• Goal: Using the data below, repeat all of it precisely.

• Data rows:
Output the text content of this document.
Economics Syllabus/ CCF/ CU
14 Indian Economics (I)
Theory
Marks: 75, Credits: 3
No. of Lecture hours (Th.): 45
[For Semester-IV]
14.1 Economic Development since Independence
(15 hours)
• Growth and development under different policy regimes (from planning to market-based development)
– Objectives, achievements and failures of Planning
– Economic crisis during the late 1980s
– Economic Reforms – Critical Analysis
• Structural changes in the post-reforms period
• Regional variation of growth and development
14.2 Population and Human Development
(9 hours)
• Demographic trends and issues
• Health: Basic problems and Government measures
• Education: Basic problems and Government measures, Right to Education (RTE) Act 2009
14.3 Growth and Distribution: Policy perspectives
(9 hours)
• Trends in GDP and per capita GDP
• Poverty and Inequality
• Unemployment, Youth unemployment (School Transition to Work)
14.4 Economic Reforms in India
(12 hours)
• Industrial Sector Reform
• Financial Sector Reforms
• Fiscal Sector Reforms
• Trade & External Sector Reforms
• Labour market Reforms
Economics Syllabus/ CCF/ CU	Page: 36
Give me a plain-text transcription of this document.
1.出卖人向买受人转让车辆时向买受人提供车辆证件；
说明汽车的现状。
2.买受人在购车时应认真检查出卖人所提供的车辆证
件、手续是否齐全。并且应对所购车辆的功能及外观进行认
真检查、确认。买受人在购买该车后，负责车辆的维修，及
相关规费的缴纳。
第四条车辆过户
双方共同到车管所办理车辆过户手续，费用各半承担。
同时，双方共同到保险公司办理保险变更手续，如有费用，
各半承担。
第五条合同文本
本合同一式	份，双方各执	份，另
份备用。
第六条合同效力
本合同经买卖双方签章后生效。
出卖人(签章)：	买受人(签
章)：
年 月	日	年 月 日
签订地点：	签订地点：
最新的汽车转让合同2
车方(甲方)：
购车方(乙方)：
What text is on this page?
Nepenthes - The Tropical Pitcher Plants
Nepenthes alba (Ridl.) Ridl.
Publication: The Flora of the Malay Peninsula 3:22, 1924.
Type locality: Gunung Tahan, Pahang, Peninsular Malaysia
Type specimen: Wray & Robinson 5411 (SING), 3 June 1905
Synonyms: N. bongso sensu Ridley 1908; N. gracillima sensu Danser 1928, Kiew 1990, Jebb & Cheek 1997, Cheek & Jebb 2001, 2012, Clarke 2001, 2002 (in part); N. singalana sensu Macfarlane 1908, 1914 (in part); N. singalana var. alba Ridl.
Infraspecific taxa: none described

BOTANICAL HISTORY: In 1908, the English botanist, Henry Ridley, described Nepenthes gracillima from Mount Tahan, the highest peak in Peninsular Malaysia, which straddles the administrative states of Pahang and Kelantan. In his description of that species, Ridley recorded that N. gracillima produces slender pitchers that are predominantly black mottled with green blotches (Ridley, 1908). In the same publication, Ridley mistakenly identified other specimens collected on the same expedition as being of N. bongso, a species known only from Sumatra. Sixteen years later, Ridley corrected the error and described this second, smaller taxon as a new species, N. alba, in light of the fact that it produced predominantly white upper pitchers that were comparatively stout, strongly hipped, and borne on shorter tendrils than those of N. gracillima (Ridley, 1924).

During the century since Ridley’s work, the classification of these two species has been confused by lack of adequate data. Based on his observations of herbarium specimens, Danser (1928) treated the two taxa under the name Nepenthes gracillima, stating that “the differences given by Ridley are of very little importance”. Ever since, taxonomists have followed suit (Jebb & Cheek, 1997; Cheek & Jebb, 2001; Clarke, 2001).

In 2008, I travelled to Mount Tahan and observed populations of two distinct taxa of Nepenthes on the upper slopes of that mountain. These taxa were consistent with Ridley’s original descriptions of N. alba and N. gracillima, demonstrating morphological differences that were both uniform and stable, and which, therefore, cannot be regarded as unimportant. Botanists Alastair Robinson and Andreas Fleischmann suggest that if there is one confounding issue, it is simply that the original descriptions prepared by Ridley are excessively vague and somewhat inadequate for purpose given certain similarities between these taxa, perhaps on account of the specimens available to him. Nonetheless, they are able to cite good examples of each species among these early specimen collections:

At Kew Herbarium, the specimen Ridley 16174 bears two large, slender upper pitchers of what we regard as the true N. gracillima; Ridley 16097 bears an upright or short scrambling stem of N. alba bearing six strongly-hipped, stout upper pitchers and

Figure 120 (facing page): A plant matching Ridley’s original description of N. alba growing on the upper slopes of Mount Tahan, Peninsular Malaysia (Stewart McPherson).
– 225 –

• Task output:
Output the text content of this document.
Economics Syllabus/ CCF/ CU
14 Indian Economics (I)
Theory
Marks: 75, Credits: 3
No. of Lecture hours (Th.): 45
[For Semester-IV]
14.1 Economic Development since Independence
(15 hours)
• Growth and development under different policy regimes (from planning to market-based development)
– Objectives, achievements and failures of Planning
– Economic crisis during the late 1980s
– Economic Reforms – Critical Analysis
• Structural changes in the post-reforms period
• Regional variation of growth and development
14.2 Population and Human Development
(9 hours)
• Demographic trends and issues
• Health: Basic problems and Government measures
• Education: Basic problems and Government measures, Right to Education (RTE) Act 2009
14.3 Growth and Distribution: Policy perspectives
(9 hours)
• Trends in GDP and per capita GDP
• Poverty and Inequality
• Unemployment, Youth unemployment (School Transition to Work)
14.4 Economic Reforms in India
(12 hours)
• Industrial Sector Reform
• Financial Sector Reforms
• Fiscal Sector Reforms
• Trade & External Sector Reforms
• Labour market Reforms
Economics Syllabus/ CCF/ CU	Page: 36
Give me a plain-text transcription of this document.
1.出卖人向买受人转让车辆时向买受人提供车辆证件；
说明汽车的现状。
2.买受人在购车时应认真检查出卖人所提供的车辆证
件、手续是否齐全。并且应对所购车辆的功能及外观进行认
真检查、确认。买受人在购买该车后，负责车辆的维修，及
相关规费的缴纳。
第四条车辆过户
双方共同到车管所办理车辆过户手续，费用各半承担。
同时，双方共同到保险公司办理保险变更手续，如有费用，
各半承担。
第五条合同文本
本合同一式	份，双方各执	份，另
份备用。
第六条合同效力
本合同经买卖双方签章后生效。
出卖人(签章)：	买受人(签
章)：
年 月	日	年 月 日
签订地点：	签订地点：
最新的汽车转让合同2
车方(甲方)：
购车方(乙方)：
What text is on this page?
Nepenthes - The Tropical Pitcher Plants
Nepenthes alba (Ridl.) Ridl.
Publication: The Flora of the Malay Peninsula 3:22, 1924.
Type locality: Gunung Tahan, Pahang, Peninsular Malaysia
Type specimen: Wray & Robinson 5411 (SING), 3 June 1905
Synonyms: N. bongso sensu Ridley 1908; N. gracillima sensu Danser 1928, Kiew 1990, Jebb & Cheek 1997, Cheek & Jebb 2001, 2012, Clarke 2001, 2002 (in part); N. singalana sensu Macfarlane 1908, 1914 (in part); N. singalana var. alba Ridl.
Infraspecific taxa: none described

BOTANICAL HISTORY: In 1908, the English botanist, Henry Ridley, described Nepenthes gracillima from Mount Tahan, the highest peak in Peninsular Malaysia, which straddles the administrative states of Pahang and Kelantan. In his description of that species, Ridley recorded that N. gracillima produces slender pitchers that are predominantly black mottled with green blotches (Ridley, 1908). In the same publication, Ridley mistakenly identified other specimens collected on the same expedition as being of N. bongso, a species known only from Sumatra. Sixteen years later, Ridley corrected the error and described this second, smaller taxon as a new species, N. alba, in light of the fact that it produced predominantly white upper pitchers that were comparatively stout, strongly hipped, and borne on shorter tendrils than those of N. gracillima (Ridley, 1924).

During the century since Ridley’s work, the classification of these two species has been confused by lack of adequate data. Based on his observations of herbarium specimens, Danser (1928) treated the two taxa under the name Nepenthes gracillima, stating that “the differences given by Ridley are of very little importance”. Ever since, taxonomists have followed suit (Jebb & Cheek, 1997; Cheek & Jebb, 2001; Clarke, 2001).

In 2008, I travelled to Mount Tahan and observed populations of two distinct taxa of Nepenthes on the upper slopes of that mountain. These taxa were consistent with Ridley’s original descriptions of N. alba and N. gracillima, demonstrating morphological differences that were both uniform and stable, and which, therefore, cannot be regarded as unimportant. Botanists Alastair Robinson and Andreas Fleischmann suggest that if there is one confounding issue, it is simply that the original descriptions prepared by Ridley are excessively vague and somewhat inadequate for purpose given certain similarities between these taxa, perhaps on account of the specimens available to him. Nonetheless, they are able to cite good examples of each species among these early specimen collections:

At Kew Herbarium, the specimen Ridley 16174 bears two large, slender upper pitchers of what we regard as the true N. gracillima; Ridley 16097 bears an upright or short scrambling stem of N. alba bearing six strongly-hipped, stout upper pitchers and

Figure 120 (facing page): A plant matching Ridley’s original description of N. alba growing on the upper slopes of Mount Tahan, Peninsular Malaysia (Stewart McPherson).
– 225 –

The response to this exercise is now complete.